§ GIVEN DATA:
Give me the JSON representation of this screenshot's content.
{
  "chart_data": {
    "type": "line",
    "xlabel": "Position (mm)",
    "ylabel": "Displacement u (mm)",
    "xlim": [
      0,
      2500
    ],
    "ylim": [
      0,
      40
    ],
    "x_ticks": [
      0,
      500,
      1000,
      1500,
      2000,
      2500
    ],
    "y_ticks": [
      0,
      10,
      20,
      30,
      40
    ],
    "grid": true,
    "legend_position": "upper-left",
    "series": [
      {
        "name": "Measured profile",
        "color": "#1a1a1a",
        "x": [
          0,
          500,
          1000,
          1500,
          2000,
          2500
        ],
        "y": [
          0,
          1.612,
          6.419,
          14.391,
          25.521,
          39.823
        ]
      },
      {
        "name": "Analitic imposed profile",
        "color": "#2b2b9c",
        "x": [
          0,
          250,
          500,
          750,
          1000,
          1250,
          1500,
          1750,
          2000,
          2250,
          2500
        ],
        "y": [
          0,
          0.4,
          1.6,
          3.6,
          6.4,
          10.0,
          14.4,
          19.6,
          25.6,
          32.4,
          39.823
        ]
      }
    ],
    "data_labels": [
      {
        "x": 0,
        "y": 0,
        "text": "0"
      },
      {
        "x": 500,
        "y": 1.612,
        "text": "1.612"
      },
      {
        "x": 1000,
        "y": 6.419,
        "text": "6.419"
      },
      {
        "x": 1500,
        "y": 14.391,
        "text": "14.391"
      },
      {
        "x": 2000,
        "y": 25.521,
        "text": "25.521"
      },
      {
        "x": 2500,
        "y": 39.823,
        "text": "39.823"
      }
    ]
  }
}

§ PROMPT: Restate the listing in full, word for word.

§ WRITTEN ANSWER:
Give me the JSON representation of this screenshot's content.
{
  "chart_data": {
    "type": "line",
    "xlabel": "Position (mm)",
    "ylabel": "Displacement u (mm)",
    "xlim": [
      0,
      2500
    ],
    "ylim": [
      0,
      40
    ],
    "x_ticks": [
      0,
      500,
      1000,
      1500,
      2000,
      2500
    ],
    "y_ticks": [
      0,
      10,
      20,
      30,
      40
    ],
    "grid": true,
    "legend_position": "upper-left",
    "series": [
      {
        "name": "Measured profile",
        "color": "#1a1a1a",
        "x": [
          0,
          500,
          1000,
          1500,
          2000,
          2500
        ],
        "y": [
          0,
          1.612,
          6.419,
          14.391,
          25.521,
          39.823
        ]
      },
      {
        "name": "Analitic imposed profile",
        "color": "#2b2b9c",
        "x": [
          0,
          250,
          500,
          750,
          1000,
          1250,
          1500,
          1750,
          2000,
          2250,
          2500
        ],
        "y": [
          0,
          0.4,
          1.6,
          3.6,
          6.4,
          10.0,
          14.4,
          19.6,
          25.6,
          32.4,
          39.823
        ]
      }
    ],
    "data_labels": [
      {
        "x": 0,
        "y": 0,
        "text": "0"
      },
      {
        "x": 500,
        "y": 1.612,
        "text": "1.612"
      },
      {
        "x": 1000,
        "y": 6.419,
        "text": "6.419"
      },
      {
        "x": 1500,
        "y": 14.391,
        "text": "14.391"
      },
      {
        "x": 2000,
        "y": 25.521,
        "text": "25.521"
      },
      {
        "x": 2500,
        "y": 39.823,
        "text": "39.823"
      }
    ]
  }
}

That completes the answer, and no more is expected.